Please render every line of the material below as a numbered list, leaving out blank lines.

***** Data entries *****

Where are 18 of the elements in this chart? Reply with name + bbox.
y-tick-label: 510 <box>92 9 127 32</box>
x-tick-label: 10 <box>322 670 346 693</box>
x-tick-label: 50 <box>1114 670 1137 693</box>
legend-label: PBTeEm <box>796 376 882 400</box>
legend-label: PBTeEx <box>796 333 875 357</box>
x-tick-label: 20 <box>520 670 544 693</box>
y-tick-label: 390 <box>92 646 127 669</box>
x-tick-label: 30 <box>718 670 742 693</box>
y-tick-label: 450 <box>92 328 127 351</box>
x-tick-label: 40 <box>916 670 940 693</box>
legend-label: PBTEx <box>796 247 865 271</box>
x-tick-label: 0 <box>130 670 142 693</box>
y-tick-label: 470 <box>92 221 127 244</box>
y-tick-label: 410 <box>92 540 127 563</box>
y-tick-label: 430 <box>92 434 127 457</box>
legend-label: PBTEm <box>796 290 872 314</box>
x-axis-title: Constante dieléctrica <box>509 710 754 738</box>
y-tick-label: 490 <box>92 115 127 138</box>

*****

Full solution:
1. Where are 18 of the elements in this chart? Reply with name + bbox.
2. y-tick-label: 510 <box>92 9 127 32</box>
3. x-tick-label: 10 <box>322 670 346 693</box>
4. x-tick-label: 50 <box>1114 670 1137 693</box>
5. legend-label: PBTeEm <box>796 376 882 400</box>
6. legend-label: PBTeEx <box>796 333 875 357</box>
7. x-tick-label: 20 <box>520 670 544 693</box>
8. y-tick-label: 390 <box>92 646 127 669</box>
9. x-tick-label: 30 <box>718 670 742 693</box>
10. y-tick-label: 450 <box>92 328 127 351</box>
11. x-tick-label: 40 <box>916 670 940 693</box>
12. legend-label: PBTEx <box>796 247 865 271</box>
13. x-tick-label: 0 <box>130 670 142 693</box>
14. y-tick-label: 470 <box>92 221 127 244</box>
15. y-tick-label: 410 <box>92 540 127 563</box>
16. y-tick-label: 430 <box>92 434 127 457</box>
17. legend-label: PBTEm <box>796 290 872 314</box>
18. x-axis-title: Constante dieléctrica <box>509 710 754 738</box>
19. y-tick-label: 490 <box>92 115 127 138</box>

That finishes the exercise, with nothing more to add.